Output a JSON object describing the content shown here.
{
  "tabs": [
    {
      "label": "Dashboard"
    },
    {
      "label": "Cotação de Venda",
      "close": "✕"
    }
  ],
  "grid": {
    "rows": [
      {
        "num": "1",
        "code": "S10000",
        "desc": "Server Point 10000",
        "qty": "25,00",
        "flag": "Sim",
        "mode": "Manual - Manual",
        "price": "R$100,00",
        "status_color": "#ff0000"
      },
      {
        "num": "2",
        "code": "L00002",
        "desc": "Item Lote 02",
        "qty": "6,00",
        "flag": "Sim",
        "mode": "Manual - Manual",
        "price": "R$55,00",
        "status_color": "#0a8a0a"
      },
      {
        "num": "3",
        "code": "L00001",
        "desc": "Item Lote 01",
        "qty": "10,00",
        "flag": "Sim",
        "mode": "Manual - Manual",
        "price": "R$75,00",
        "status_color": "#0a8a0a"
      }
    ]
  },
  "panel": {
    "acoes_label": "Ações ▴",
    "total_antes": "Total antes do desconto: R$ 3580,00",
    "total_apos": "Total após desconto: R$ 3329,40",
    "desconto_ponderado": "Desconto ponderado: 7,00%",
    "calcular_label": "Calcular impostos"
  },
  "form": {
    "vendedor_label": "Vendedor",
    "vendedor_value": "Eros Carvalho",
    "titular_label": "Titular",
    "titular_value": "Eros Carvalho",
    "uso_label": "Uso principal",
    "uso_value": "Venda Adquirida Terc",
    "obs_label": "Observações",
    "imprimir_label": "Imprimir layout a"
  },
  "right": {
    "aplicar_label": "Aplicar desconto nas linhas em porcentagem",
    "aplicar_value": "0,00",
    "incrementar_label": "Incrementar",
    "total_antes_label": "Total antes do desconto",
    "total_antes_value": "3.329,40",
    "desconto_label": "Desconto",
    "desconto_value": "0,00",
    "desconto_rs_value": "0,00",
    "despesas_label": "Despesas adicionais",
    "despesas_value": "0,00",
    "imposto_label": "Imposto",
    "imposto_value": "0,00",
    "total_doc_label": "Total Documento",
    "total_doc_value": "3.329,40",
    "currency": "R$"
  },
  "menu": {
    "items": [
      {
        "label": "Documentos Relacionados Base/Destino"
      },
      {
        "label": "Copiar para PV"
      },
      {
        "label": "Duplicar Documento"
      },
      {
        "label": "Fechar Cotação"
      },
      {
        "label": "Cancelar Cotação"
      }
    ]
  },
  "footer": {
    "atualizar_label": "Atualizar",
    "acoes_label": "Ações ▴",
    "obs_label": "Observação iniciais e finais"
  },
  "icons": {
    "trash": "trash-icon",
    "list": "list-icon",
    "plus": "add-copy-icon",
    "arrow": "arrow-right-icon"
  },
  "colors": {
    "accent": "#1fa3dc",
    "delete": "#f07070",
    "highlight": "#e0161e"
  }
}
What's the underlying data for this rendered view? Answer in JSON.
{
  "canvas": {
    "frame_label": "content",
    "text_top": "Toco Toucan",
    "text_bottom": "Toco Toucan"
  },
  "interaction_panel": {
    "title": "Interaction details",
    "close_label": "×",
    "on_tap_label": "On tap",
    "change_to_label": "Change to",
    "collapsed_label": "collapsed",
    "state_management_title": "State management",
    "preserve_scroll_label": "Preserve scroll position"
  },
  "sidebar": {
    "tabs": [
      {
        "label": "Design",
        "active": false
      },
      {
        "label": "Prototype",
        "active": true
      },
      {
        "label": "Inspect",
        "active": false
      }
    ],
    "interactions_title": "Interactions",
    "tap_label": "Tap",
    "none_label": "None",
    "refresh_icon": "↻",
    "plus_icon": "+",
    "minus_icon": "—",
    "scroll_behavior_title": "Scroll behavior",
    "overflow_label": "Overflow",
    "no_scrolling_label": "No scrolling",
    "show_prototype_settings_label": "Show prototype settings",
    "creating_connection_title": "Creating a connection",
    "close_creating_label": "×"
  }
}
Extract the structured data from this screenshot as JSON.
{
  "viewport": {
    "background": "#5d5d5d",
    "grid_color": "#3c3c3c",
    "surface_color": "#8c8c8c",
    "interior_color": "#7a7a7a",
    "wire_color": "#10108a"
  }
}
■ ■ ■ ■ ■
Each line above must be reproduced exactly as it stands.

REPLY:
Output a JSON object describing the content shown here.
{
  "tabs": [
    {
      "label": "Dashboard"
    },
    {
      "label": "Cotação de Venda",
      "close": "✕"
    }
  ],
  "grid": {
    "rows": [
      {
        "num": "1",
        "code": "S10000",
        "desc": "Server Point 10000",
        "qty": "25,00",
        "flag": "Sim",
        "mode": "Manual - Manual",
        "price": "R$100,00",
        "status_color": "#ff0000"
      },
      {
        "num": "2",
        "code": "L00002",
        "desc": "Item Lote 02",
        "qty": "6,00",
        "flag": "Sim",
        "mode": "Manual - Manual",
        "price": "R$55,00",
        "status_color": "#0a8a0a"
      },
      {
        "num": "3",
        "code": "L00001",
        "desc": "Item Lote 01",
        "qty": "10,00",
        "flag": "Sim",
        "mode": "Manual - Manual",
        "price": "R$75,00",
        "status_color": "#0a8a0a"
      }
    ]
  },
  "panel": {
    "acoes_label": "Ações ▴",
    "total_antes": "Total antes do desconto: R$ 3580,00",
    "total_apos": "Total após desconto: R$ 3329,40",
    "desconto_ponderado": "Desconto ponderado: 7,00%",
    "calcular_label": "Calcular impostos"
  },
  "form": {
    "vendedor_label": "Vendedor",
    "vendedor_value": "Eros Carvalho",
    "titular_label": "Titular",
    "titular_value": "Eros Carvalho",
    "uso_label": "Uso principal",
    "uso_value": "Venda Adquirida Terc",
    "obs_label": "Observações",
    "imprimir_label": "Imprimir layout a"
  },
  "right": {
    "aplicar_label": "Aplicar desconto nas linhas em porcentagem",
    "aplicar_value": "0,00",
    "incrementar_label": "Incrementar",
    "total_antes_label": "Total antes do desconto",
    "total_antes_value": "3.329,40",
    "desconto_label": "Desconto",
    "desconto_value": "0,00",
    "desconto_rs_value": "0,00",
    "despesas_label": "Despesas adicionais",
    "despesas_value": "0,00",
    "imposto_label": "Imposto",
    "imposto_value": "0,00",
    "total_doc_label": "Total Documento",
    "total_doc_value": "3.329,40",
    "currency": "R$"
  },
  "menu": {
    "items": [
      {
        "label": "Documentos Relacionados Base/Destino"
      },
      {
        "label": "Copiar para PV"
      },
      {
        "label": "Duplicar Documento"
      },
      {
        "label": "Fechar Cotação"
      },
      {
        "label": "Cancelar Cotação"
      }
    ]
  },
  "footer": {
    "atualizar_label": "Atualizar",
    "acoes_label": "Ações ▴",
    "obs_label": "Observação iniciais e finais"
  },
  "icons": {
    "trash": "trash-icon",
    "list": "list-icon",
    "plus": "add-copy-icon",
    "arrow": "arrow-right-icon"
  },
  "colors": {
    "accent": "#1fa3dc",
    "delete": "#f07070",
    "highlight": "#e0161e"
  }
}
What's the underlying data for this rendered view? Answer in JSON.
{
  "canvas": {
    "frame_label": "content",
    "text_top": "Toco Toucan",
    "text_bottom": "Toco Toucan"
  },
  "interaction_panel": {
    "title": "Interaction details",
    "close_label": "×",
    "on_tap_label": "On tap",
    "change_to_label": "Change to",
    "collapsed_label": "collapsed",
    "state_management_title": "State management",
    "preserve_scroll_label": "Preserve scroll position"
  },
  "sidebar": {
    "tabs": [
      {
        "label": "Design",
        "active": false
      },
      {
        "label": "Prototype",
        "active": true
      },
      {
        "label": "Inspect",
        "active": false
      }
    ],
    "interactions_title": "Interactions",
    "tap_label": "Tap",
    "none_label": "None",
    "refresh_icon": "↻",
    "plus_icon": "+",
    "minus_icon": "—",
    "scroll_behavior_title": "Scroll behavior",
    "overflow_label": "Overflow",
    "no_scrolling_label": "No scrolling",
    "show_prototype_settings_label": "Show prototype settings",
    "creating_connection_title": "Creating a connection",
    "close_creating_label": "×"
  }
}
Extract the structured data from this screenshot as JSON.
{
  "viewport": {
    "background": "#5d5d5d",
    "grid_color": "#3c3c3c",
    "surface_color": "#8c8c8c",
    "interior_color": "#7a7a7a",
    "wire_color": "#10108a"
  }
}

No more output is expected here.